▸ **TASK GOAL**
Copy out the listing that follows exactly, dropping every picture.

▸ **Extracted records**
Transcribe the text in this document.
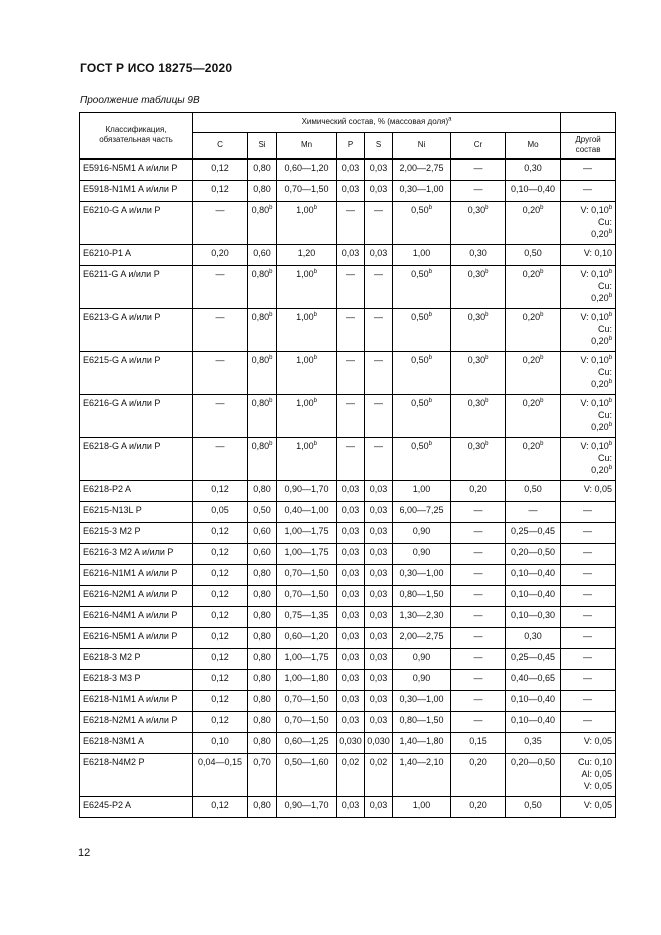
ГОСТ Р ИСО 18275—2020
Проолжение таблицы 9B
Классификация,
обязательная часть	Химический состав, % (массовая доля)$^a$	
	C	Si	Mn	P	S	Ni	Cr	Mo	Другой
состав

E5916-N5M1 A и/или P	0,12	0,80	0,60—1,20	0,03	0,03	2,00—2,75	—	0,30	—

E5918-N1M1 A и/или P	0,12	0,80	0,70—1,50	0,03	0,03	0,30—1,00	—	0,10—0,40	—

E6210-G A и/или P	—	0,80$^b$	1,00$^b$	—	—	0,50$^b$	0,30$^b$	0,20$^b$	V: 0,10$^b$
Cu:
0,20$^b$

E6210-P1 A	0,20	0,60	1,20	0,03	0,03	1,00	0,30	0,50	V: 0,10

E6211-G A и/или P	—	0,80$^b$	1,00$^b$	—	—	0,50$^b$	0,30$^b$	0,20$^b$	V: 0,10$^b$
Cu:
0,20$^b$

E6213-G A и/или P	—	0,80$^b$	1,00$^b$	—	—	0,50$^b$	0,30$^b$	0,20$^b$	V: 0,10$^b$
Cu:
0,20$^b$

E6215-G A и/или P	—	0,80$^b$	1,00$^b$	—	—	0,50$^b$	0,30$^b$	0,20$^b$	V: 0,10$^b$
Cu:
0,20$^b$

E6216-G A и/или P	—	0,80$^b$	1,00$^b$	—	—	0,50$^b$	0,30$^b$	0,20$^b$	V: 0,10$^b$
Cu:
0,20$^b$

E6218-G A и/или P	—	0,80$^b$	1,00$^b$	—	—	0,50$^b$	0,30$^b$	0,20$^b$	V: 0,10$^b$
Cu:
0,20$^b$

E6218-P2 A	0,12	0,80	0,90—1,70	0,03	0,03	1,00	0,20	0,50	V: 0,05

E6215-N13L P	0,05	0,50	0,40—1,00	0,03	0,03	6,00—7,25	—	—	—

E6215-3 M2 P	0,12	0,60	1,00—1,75	0,03	0,03	0,90	—	0,25—0,45	—

E6216-3 M2 A и/или P	0,12	0,60	1,00—1,75	0,03	0,03	0,90	—	0,20—0,50	—

E6216-N1M1 A и/или P	0,12	0,80	0,70—1,50	0,03	0,03	0,30—1,00	—	0,10—0,40	—

E6216-N2M1 A и/или P	0,12	0,80	0,70—1,50	0,03	0,03	0,80—1,50	—	0,10—0,40	—

E6216-N4M1 A и/или P	0,12	0,80	0,75—1,35	0,03	0,03	1,30—2,30	—	0,10—0,30	—

E6216-N5M1 A и/или P	0,12	0,80	0,60—1,20	0,03	0,03	2,00—2,75	—	0,30	—

E6218-3 M2 P	0,12	0,80	1,00—1,75	0,03	0,03	0,90	—	0,25—0,45	—

E6218-3 M3 P	0,12	0,80	1,00—1,80	0,03	0,03	0,90	—	0,40—0,65	—

E6218-N1M1 A и/или P	0,12	0,80	0,70—1,50	0,03	0,03	0,30—1,00	—	0,10—0,40	—

E6218-N2M1 A и/или P	0,12	0,80	0,70—1,50	0,03	0,03	0,80—1,50	—	0,10—0,40	—

E6218-N3M1 A	0,10	0,80	0,60—1,25	0,030	0,030	1,40—1,80	0,15	0,35	V: 0,05

E6218-N4M2 P	0,04—0,15	0,70	0,50—1,60	0,02	0,02	1,40—2,10	0,20	0,20—0,50	Cu: 0,10
Al: 0,05
V: 0,05

E6245-P2 A	0,12	0,80	0,90—1,70	0,03	0,03	1,00	0,20	0,50	V: 0,05
12
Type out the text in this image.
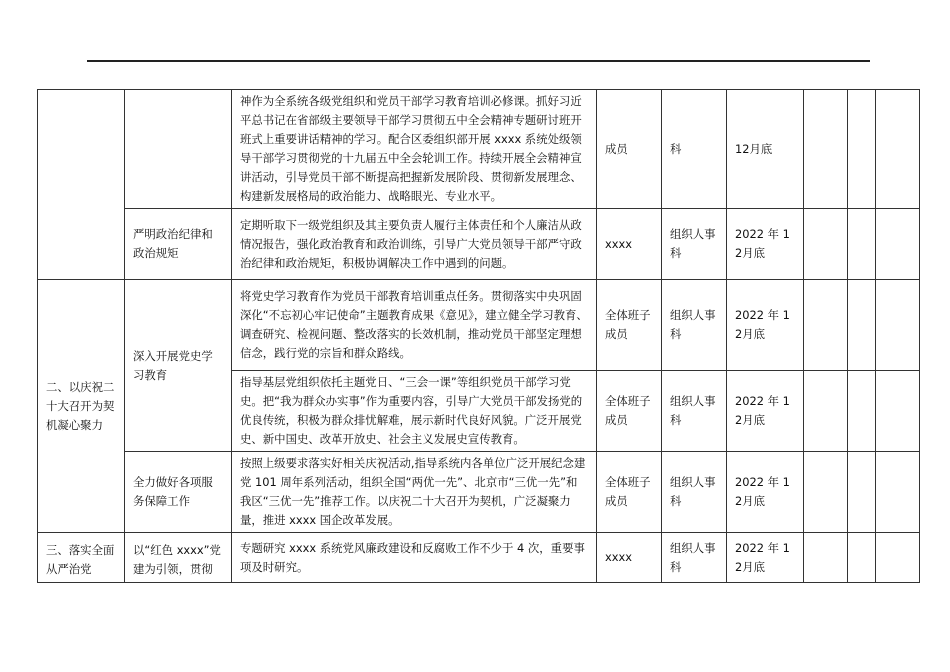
		神作为全系统各级党组织和党员干部学习教育培训必修课。抓好习近平总书记在省部级主要领导干部学习贯彻五中全会精神专题研讨班开班式上重要讲话精神的学习。配合区委组织部开展 xxxx 系统处级领导干部学习贯彻党的十九届五中全会轮训工作。持续开展全会精神宣讲活动，引导党员干部不断提高把握新发展阶段、贯彻新发展理念、构建新发展格局的政治能力、战略眼光、专业水平。	成员	科	12月底			
	严明政治纪律和政治规矩	定期听取下一级党组织及其主要负责人履行主体责任和个人廉洁从政情况报告，强化政治教育和政治训练，引导广大党员领导干部严守政治纪律和政治规矩，积极协调解决工作中遇到的问题。	xxxx	组织人事科	2022 年 12月底			
二、以庆祝二十大召开为契机凝心聚力	深入开展党史学习教育	将党史学习教育作为党员干部教育培训重点任务。贯彻落实中央巩固深化“不忘初心牢记使命”主题教育成果《意见》，建立健全学习教育、调查研究、检视问题、整改落实的长效机制，推动党员干部坚定理想信念，践行党的宗旨和群众路线。	全体班子成员	组织人事科	2022 年 12月底			
		指导基层党组织依托主题党日、“三会一课”等组织党员干部学习党史。把“我为群众办实事”作为重要内容，引导广大党员干部发扬党的优良传统，积极为群众排忧解难，展示新时代良好风貌。广泛开展党史、新中国史、改革开放史、社会主义发展史宣传教育。	全体班子成员	组织人事科	2022 年 12月底			
	全力做好各项服务保障工作	按照上级要求落实好相关庆祝活动,指导系统内各单位广泛开展纪念建党 101 周年系列活动，组织全国“两优一先”、北京市“三优一先”和我区“三优一先”推荐工作。以庆祝二十大召开为契机，广泛凝聚力量，推进 xxxx 国企改革发展。	全体班子成员	组织人事科	2022 年 12月底			
三、落实全面从严治党	以“红色 xxxx”党建为引领，贯彻	专题研究 xxxx 系统党风廉政建设和反腐败工作不少于 4 次，重要事项及时研究。	xxxx	组织人事科	2022 年 12月底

▸ **TASK OUTPUT**
Transcribe the text in this document.
ГОСТ Р ИСО 18275—2020
Проолжение таблицы 9B
Классификация,
обязательная часть	Химический состав, % (массовая доля)$^a$	
	C	Si	Mn	P	S	Ni	Cr	Mo	Другой
состав

E5916-N5M1 A и/или P	0,12	0,80	0,60—1,20	0,03	0,03	2,00—2,75	—	0,30	—

E5918-N1M1 A и/или P	0,12	0,80	0,70—1,50	0,03	0,03	0,30—1,00	—	0,10—0,40	—

E6210-G A и/или P	—	0,80$^b$	1,00$^b$	—	—	0,50$^b$	0,30$^b$	0,20$^b$	V: 0,10$^b$
Cu:
0,20$^b$

E6210-P1 A	0,20	0,60	1,20	0,03	0,03	1,00	0,30	0,50	V: 0,10

E6211-G A и/или P	—	0,80$^b$	1,00$^b$	—	—	0,50$^b$	0,30$^b$	0,20$^b$	V: 0,10$^b$
Cu:
0,20$^b$

E6213-G A и/или P	—	0,80$^b$	1,00$^b$	—	—	0,50$^b$	0,30$^b$	0,20$^b$	V: 0,10$^b$
Cu:
0,20$^b$

E6215-G A и/или P	—	0,80$^b$	1,00$^b$	—	—	0,50$^b$	0,30$^b$	0,20$^b$	V: 0,10$^b$
Cu:
0,20$^b$

E6216-G A и/или P	—	0,80$^b$	1,00$^b$	—	—	0,50$^b$	0,30$^b$	0,20$^b$	V: 0,10$^b$
Cu:
0,20$^b$

E6218-G A и/или P	—	0,80$^b$	1,00$^b$	—	—	0,50$^b$	0,30$^b$	0,20$^b$	V: 0,10$^b$
Cu:
0,20$^b$

E6218-P2 A	0,12	0,80	0,90—1,70	0,03	0,03	1,00	0,20	0,50	V: 0,05

E6215-N13L P	0,05	0,50	0,40—1,00	0,03	0,03	6,00—7,25	—	—	—

E6215-3 M2 P	0,12	0,60	1,00—1,75	0,03	0,03	0,90	—	0,25—0,45	—

E6216-3 M2 A и/или P	0,12	0,60	1,00—1,75	0,03	0,03	0,90	—	0,20—0,50	—

E6216-N1M1 A и/или P	0,12	0,80	0,70—1,50	0,03	0,03	0,30—1,00	—	0,10—0,40	—

E6216-N2M1 A и/или P	0,12	0,80	0,70—1,50	0,03	0,03	0,80—1,50	—	0,10—0,40	—

E6216-N4M1 A и/или P	0,12	0,80	0,75—1,35	0,03	0,03	1,30—2,30	—	0,10—0,30	—

E6216-N5M1 A и/или P	0,12	0,80	0,60—1,20	0,03	0,03	2,00—2,75	—	0,30	—

E6218-3 M2 P	0,12	0,80	1,00—1,75	0,03	0,03	0,90	—	0,25—0,45	—

E6218-3 M3 P	0,12	0,80	1,00—1,80	0,03	0,03	0,90	—	0,40—0,65	—

E6218-N1M1 A и/или P	0,12	0,80	0,70—1,50	0,03	0,03	0,30—1,00	—	0,10—0,40	—

E6218-N2M1 A и/или P	0,12	0,80	0,70—1,50	0,03	0,03	0,80—1,50	—	0,10—0,40	—

E6218-N3M1 A	0,10	0,80	0,60—1,25	0,030	0,030	1,40—1,80	0,15	0,35	V: 0,05

E6218-N4M2 P	0,04—0,15	0,70	0,50—1,60	0,02	0,02	1,40—2,10	0,20	0,20—0,50	Cu: 0,10
Al: 0,05
V: 0,05

E6245-P2 A	0,12	0,80	0,90—1,70	0,03	0,03	1,00	0,20	0,50	V: 0,05
12
Type out the text in this image.
		神作为全系统各级党组织和党员干部学习教育培训必修课。抓好习近平总书记在省部级主要领导干部学习贯彻五中全会精神专题研讨班开班式上重要讲话精神的学习。配合区委组织部开展 xxxx 系统处级领导干部学习贯彻党的十九届五中全会轮训工作。持续开展全会精神宣讲活动，引导党员干部不断提高把握新发展阶段、贯彻新发展理念、构建新发展格局的政治能力、战略眼光、专业水平。	成员	科	12月底			
	严明政治纪律和政治规矩	定期听取下一级党组织及其主要负责人履行主体责任和个人廉洁从政情况报告，强化政治教育和政治训练，引导广大党员领导干部严守政治纪律和政治规矩，积极协调解决工作中遇到的问题。	xxxx	组织人事科	2022 年 12月底			
二、以庆祝二十大召开为契机凝心聚力	深入开展党史学习教育	将党史学习教育作为党员干部教育培训重点任务。贯彻落实中央巩固深化“不忘初心牢记使命”主题教育成果《意见》，建立健全学习教育、调查研究、检视问题、整改落实的长效机制，推动党员干部坚定理想信念，践行党的宗旨和群众路线。	全体班子成员	组织人事科	2022 年 12月底			
		指导基层党组织依托主题党日、“三会一课”等组织党员干部学习党史。把“我为群众办实事”作为重要内容，引导广大党员干部发扬党的优良传统，积极为群众排忧解难，展示新时代良好风貌。广泛开展党史、新中国史、改革开放史、社会主义发展史宣传教育。	全体班子成员	组织人事科	2022 年 12月底			
	全力做好各项服务保障工作	按照上级要求落实好相关庆祝活动,指导系统内各单位广泛开展纪念建党 101 周年系列活动，组织全国“两优一先”、北京市“三优一先”和我区“三优一先”推荐工作。以庆祝二十大召开为契机，广泛凝聚力量，推进 xxxx 国企改革发展。	全体班子成员	组织人事科	2022 年 12月底			
三、落实全面从严治党	以“红色 xxxx”党建为引领，贯彻	专题研究 xxxx 系统党风廉政建设和反腐败工作不少于 4 次，重要事项及时研究。	xxxx	组织人事科	2022 年 12月底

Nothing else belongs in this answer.